DATASET ENTRIES:
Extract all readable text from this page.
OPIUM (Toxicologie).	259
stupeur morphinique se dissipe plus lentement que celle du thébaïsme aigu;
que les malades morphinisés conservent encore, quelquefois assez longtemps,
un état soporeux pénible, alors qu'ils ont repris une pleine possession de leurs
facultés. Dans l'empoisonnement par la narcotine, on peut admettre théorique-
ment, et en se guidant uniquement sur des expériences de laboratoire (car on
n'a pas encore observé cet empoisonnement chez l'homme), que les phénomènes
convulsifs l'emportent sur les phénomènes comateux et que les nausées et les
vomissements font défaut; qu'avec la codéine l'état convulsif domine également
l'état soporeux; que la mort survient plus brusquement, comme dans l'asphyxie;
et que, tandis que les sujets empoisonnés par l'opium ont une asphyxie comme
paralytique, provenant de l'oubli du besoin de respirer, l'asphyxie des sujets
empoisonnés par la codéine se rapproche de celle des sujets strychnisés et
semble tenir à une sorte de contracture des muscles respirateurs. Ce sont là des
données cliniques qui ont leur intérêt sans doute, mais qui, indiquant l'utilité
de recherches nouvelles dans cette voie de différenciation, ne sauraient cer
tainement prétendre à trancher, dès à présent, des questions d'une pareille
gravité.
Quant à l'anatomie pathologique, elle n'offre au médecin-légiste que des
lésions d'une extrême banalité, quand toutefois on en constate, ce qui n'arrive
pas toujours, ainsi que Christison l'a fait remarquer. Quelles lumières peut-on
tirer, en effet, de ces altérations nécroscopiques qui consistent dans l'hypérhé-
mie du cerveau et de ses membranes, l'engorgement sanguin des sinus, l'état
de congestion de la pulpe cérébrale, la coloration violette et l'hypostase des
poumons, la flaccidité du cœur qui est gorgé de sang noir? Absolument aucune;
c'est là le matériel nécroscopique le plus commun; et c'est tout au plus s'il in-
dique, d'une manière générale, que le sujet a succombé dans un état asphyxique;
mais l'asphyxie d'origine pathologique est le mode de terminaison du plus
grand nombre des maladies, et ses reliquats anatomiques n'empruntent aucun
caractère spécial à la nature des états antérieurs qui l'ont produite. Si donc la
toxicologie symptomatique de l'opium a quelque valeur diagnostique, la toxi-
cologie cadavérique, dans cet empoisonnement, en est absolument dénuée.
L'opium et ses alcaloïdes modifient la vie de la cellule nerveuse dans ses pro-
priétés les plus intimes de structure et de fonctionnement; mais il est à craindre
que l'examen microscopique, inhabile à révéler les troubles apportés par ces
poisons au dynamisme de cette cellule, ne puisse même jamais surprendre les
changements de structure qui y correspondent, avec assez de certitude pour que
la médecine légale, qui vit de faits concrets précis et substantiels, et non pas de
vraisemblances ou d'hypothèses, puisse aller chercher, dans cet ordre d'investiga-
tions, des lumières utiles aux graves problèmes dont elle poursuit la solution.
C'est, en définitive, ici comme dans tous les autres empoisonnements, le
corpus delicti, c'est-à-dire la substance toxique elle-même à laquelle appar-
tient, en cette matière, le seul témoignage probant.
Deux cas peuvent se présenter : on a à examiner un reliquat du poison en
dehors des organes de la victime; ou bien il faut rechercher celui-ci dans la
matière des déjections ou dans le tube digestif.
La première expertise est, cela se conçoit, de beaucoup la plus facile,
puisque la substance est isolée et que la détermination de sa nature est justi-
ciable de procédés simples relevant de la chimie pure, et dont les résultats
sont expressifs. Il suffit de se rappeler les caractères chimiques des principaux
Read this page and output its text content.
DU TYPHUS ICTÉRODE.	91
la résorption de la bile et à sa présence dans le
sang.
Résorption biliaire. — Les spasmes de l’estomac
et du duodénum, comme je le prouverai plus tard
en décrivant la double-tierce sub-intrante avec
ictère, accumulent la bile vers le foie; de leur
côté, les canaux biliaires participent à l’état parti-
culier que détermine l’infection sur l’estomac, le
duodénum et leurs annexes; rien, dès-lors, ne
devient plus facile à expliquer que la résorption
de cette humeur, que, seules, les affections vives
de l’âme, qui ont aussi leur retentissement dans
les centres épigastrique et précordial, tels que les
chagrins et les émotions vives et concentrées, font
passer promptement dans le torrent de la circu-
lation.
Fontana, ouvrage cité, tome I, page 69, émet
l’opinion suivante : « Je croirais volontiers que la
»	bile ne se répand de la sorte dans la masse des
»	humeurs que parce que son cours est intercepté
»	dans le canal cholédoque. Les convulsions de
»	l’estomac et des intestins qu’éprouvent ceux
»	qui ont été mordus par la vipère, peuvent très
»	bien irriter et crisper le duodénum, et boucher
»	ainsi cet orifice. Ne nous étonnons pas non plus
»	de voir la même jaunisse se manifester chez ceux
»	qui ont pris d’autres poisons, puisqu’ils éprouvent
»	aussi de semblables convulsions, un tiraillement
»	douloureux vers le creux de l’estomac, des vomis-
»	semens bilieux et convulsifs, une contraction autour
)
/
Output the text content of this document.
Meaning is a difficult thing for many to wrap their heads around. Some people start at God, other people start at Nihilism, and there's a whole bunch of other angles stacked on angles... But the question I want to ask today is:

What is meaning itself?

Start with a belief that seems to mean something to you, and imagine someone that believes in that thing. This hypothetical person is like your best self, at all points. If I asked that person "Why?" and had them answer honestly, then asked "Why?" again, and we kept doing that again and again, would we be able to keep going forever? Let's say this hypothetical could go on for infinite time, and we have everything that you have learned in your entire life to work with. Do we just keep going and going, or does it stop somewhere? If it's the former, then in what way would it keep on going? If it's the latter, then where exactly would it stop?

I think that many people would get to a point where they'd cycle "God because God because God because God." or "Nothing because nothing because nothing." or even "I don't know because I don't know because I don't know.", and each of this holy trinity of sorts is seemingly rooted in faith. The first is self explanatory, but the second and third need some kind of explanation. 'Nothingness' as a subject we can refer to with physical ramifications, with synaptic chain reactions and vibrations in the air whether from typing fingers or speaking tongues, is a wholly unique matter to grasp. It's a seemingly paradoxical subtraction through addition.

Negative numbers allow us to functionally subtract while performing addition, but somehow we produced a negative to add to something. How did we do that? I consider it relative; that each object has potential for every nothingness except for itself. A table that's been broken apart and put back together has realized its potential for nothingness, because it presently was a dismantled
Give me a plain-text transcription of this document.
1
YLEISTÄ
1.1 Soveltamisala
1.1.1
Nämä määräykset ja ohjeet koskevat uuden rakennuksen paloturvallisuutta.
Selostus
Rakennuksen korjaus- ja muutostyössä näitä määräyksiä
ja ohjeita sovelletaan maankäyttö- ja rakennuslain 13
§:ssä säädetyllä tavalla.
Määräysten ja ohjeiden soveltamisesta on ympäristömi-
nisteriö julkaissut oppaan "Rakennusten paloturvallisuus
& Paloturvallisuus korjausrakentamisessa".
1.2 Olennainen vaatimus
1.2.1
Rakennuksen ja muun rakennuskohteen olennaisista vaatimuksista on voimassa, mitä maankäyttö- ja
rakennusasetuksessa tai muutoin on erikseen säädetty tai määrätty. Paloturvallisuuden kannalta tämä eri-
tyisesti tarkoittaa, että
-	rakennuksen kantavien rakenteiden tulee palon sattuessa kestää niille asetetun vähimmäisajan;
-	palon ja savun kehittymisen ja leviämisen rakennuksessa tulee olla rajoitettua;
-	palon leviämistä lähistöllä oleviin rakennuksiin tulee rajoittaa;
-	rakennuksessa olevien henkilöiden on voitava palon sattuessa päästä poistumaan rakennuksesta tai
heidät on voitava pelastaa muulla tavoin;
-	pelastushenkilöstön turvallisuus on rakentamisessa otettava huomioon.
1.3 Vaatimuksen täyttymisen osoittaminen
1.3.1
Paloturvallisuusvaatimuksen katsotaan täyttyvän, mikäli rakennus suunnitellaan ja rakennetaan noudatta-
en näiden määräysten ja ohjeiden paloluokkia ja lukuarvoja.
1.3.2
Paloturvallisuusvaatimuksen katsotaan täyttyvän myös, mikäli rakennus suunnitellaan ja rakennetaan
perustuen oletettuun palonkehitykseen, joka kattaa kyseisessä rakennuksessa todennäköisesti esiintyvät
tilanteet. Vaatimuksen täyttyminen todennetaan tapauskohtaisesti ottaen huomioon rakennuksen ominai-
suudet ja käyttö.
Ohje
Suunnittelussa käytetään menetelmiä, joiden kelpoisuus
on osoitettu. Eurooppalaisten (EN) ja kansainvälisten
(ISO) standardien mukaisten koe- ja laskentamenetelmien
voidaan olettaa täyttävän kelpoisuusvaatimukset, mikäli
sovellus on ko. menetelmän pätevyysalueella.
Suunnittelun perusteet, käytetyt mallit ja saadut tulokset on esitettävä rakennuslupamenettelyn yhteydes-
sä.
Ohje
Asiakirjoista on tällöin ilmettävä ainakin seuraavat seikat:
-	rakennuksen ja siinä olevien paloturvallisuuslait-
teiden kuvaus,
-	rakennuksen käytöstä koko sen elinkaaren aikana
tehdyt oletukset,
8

WHAT IS NEEDED: Using the listing above, locate the lines that hold "chez" and copy each one.

COMPLETED EXERCISE:
n'a pas encore observé cet empoisonnement chez l'homme), que les phénomènes
»	de voir la même jaunisse se manifester chez ceux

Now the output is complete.